Aim of the exercise – Check each line of the records below for the word "feelings" and copy those where it appears.

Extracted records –
Begin
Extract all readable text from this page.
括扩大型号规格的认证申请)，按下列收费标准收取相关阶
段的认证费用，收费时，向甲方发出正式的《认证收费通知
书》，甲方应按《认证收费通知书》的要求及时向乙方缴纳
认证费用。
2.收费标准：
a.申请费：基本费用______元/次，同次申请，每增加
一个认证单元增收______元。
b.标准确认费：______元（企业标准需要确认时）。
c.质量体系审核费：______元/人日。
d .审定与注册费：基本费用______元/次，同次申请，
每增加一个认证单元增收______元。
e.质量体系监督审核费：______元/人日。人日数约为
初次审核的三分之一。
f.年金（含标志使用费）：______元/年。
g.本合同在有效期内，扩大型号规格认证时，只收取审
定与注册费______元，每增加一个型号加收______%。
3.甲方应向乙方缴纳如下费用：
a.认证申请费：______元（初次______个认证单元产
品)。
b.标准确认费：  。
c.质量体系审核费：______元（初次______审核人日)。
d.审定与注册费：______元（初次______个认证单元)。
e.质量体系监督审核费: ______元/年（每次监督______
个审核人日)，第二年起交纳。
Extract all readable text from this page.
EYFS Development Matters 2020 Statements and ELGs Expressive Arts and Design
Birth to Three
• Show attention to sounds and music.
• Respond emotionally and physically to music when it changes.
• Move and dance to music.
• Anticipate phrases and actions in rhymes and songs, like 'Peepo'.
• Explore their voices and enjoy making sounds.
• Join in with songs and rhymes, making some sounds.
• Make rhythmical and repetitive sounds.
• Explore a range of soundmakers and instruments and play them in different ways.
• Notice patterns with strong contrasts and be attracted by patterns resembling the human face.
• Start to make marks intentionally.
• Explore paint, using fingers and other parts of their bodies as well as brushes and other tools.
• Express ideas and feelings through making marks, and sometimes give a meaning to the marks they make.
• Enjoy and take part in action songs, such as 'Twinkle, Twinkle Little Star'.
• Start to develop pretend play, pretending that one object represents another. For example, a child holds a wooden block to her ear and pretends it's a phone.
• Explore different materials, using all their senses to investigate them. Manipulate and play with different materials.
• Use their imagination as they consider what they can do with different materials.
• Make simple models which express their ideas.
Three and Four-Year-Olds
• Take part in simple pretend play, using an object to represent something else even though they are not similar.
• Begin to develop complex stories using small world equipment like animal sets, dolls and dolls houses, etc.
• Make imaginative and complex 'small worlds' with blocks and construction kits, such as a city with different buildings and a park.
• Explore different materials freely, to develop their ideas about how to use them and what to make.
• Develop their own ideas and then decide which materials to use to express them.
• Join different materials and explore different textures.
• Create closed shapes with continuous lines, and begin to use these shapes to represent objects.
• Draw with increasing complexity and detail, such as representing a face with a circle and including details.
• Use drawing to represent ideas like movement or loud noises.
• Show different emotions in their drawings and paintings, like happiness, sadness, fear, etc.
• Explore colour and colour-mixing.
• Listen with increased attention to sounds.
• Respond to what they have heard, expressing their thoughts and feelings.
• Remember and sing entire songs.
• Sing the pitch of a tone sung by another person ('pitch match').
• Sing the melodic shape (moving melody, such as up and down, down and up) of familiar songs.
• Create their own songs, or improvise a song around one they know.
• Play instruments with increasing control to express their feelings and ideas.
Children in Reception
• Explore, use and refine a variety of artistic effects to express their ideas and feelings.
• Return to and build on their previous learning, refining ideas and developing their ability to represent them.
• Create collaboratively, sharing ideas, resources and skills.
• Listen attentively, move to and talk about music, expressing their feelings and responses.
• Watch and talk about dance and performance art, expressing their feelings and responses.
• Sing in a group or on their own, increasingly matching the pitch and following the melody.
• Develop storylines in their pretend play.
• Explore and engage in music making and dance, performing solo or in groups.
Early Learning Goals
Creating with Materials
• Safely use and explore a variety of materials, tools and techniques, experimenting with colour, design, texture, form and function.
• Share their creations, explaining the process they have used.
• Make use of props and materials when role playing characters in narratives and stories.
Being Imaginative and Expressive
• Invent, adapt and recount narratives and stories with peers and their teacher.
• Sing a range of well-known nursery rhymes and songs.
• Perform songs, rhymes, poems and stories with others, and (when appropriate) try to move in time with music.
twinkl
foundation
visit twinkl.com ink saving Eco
End
Task response –
• Express ideas and feelings through making marks, and sometimes give a meaning to the marks they make.
• Respond to what they have heard, expressing their thoughts and feelings.
• Play instruments with increasing control to express their feelings and ideas.
• Explore, use and refine a variety of artistic effects to express their ideas and feelings.
• Listen attentively, move to and talk about music, expressing their feelings and responses.
• Watch and talk about dance and performance art, expressing their feelings and responses.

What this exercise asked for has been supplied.